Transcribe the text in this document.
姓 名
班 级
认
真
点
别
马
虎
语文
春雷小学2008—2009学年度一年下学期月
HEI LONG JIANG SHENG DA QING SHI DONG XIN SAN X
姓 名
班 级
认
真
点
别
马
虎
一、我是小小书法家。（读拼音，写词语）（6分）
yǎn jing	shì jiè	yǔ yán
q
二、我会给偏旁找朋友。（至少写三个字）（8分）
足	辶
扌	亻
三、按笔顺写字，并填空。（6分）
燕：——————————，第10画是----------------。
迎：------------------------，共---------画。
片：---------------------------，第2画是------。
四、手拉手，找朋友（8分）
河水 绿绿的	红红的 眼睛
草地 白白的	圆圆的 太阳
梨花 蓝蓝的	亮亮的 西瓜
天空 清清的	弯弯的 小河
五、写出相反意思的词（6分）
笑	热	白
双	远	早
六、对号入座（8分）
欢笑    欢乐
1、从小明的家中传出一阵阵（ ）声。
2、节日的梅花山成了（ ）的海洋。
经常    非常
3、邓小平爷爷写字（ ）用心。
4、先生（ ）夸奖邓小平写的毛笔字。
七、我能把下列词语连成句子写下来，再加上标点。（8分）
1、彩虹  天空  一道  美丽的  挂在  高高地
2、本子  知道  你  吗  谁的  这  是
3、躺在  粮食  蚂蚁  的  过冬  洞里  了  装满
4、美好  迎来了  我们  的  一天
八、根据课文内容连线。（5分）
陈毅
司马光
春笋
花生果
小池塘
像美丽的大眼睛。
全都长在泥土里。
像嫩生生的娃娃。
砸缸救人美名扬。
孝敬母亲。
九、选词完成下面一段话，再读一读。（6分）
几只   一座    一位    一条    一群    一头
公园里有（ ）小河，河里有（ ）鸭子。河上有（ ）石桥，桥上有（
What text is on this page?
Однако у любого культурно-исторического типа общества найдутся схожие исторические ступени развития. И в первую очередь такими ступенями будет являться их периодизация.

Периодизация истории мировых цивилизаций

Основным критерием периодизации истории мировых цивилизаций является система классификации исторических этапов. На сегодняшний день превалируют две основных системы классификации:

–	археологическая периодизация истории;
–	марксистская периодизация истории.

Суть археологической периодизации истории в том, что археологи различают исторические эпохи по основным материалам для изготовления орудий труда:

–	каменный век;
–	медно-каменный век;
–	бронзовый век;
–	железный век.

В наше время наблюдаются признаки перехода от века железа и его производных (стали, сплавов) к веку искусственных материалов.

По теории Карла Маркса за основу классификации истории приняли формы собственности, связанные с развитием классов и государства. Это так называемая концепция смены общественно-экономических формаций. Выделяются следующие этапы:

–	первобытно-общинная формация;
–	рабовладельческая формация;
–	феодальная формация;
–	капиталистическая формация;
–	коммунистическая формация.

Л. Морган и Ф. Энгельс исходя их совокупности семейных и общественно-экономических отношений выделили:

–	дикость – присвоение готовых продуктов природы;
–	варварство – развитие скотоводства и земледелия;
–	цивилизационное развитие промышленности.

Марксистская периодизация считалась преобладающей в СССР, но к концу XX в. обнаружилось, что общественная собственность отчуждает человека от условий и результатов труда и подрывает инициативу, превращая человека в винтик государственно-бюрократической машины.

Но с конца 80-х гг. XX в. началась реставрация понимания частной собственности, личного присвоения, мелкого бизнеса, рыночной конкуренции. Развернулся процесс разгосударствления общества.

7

= = = = =

#### [TASK BRIEF]
Transcribe all of the lines in the records precisely.

#### [RESULT]
Transcribe the text in this document.
姓 名
班 级
认
真
点
别
马
虎
语文
春雷小学2008—2009学年度一年下学期月
HEI LONG JIANG SHENG DA QING SHI DONG XIN SAN X
姓 名
班 级
认
真
点
别
马
虎
一、我是小小书法家。（读拼音，写词语）（6分）
yǎn jing	shì jiè	yǔ yán
q
二、我会给偏旁找朋友。（至少写三个字）（8分）
足	辶
扌	亻
三、按笔顺写字，并填空。（6分）
燕：——————————，第10画是----------------。
迎：------------------------，共---------画。
片：---------------------------，第2画是------。
四、手拉手，找朋友（8分）
河水 绿绿的	红红的 眼睛
草地 白白的	圆圆的 太阳
梨花 蓝蓝的	亮亮的 西瓜
天空 清清的	弯弯的 小河
五、写出相反意思的词（6分）
笑	热	白
双	远	早
六、对号入座（8分）
欢笑    欢乐
1、从小明的家中传出一阵阵（ ）声。
2、节日的梅花山成了（ ）的海洋。
经常    非常
3、邓小平爷爷写字（ ）用心。
4、先生（ ）夸奖邓小平写的毛笔字。
七、我能把下列词语连成句子写下来，再加上标点。（8分）
1、彩虹  天空  一道  美丽的  挂在  高高地
2、本子  知道  你  吗  谁的  这  是
3、躺在  粮食  蚂蚁  的  过冬  洞里  了  装满
4、美好  迎来了  我们  的  一天
八、根据课文内容连线。（5分）
陈毅
司马光
春笋
花生果
小池塘
像美丽的大眼睛。
全都长在泥土里。
像嫩生生的娃娃。
砸缸救人美名扬。
孝敬母亲。
九、选词完成下面一段话，再读一读。（6分）
几只   一座    一位    一条    一群    一头
公园里有（ ）小河，河里有（ ）鸭子。河上有（ ）石桥，桥上有（
What text is on this page?
Однако у любого культурно-исторического типа общества найдутся схожие исторические ступени развития. И в первую очередь такими ступенями будет являться их периодизация.

Периодизация истории мировых цивилизаций

Основным критерием периодизации истории мировых цивилизаций является система классификации исторических этапов. На сегодняшний день превалируют две основных системы классификации:

–	археологическая периодизация истории;
–	марксистская периодизация истории.

Суть археологической периодизации истории в том, что археологи различают исторические эпохи по основным материалам для изготовления орудий труда:

–	каменный век;
–	медно-каменный век;
–	бронзовый век;
–	железный век.

В наше время наблюдаются признаки перехода от века железа и его производных (стали, сплавов) к веку искусственных материалов.

По теории Карла Маркса за основу классификации истории приняли формы собственности, связанные с развитием классов и государства. Это так называемая концепция смены общественно-экономических формаций. Выделяются следующие этапы:

–	первобытно-общинная формация;
–	рабовладельческая формация;
–	феодальная формация;
–	капиталистическая формация;
–	коммунистическая формация.

Л. Морган и Ф. Энгельс исходя их совокупности семейных и общественно-экономических отношений выделили:

–	дикость – присвоение готовых продуктов природы;
–	варварство – развитие скотоводства и земледелия;
–	цивилизационное развитие промышленности.

Марксистская периодизация считалась преобладающей в СССР, но к концу XX в. обнаружилось, что общественная собственность отчуждает человека от условий и результатов труда и подрывает инициативу, превращая человека в винтик государственно-бюрократической машины.

Но с конца 80-х гг. XX в. началась реставрация понимания частной собственности, личного присвоения, мелкого бизнеса, рыночной конкуренции. Развернулся процесс разгосударствления общества.

7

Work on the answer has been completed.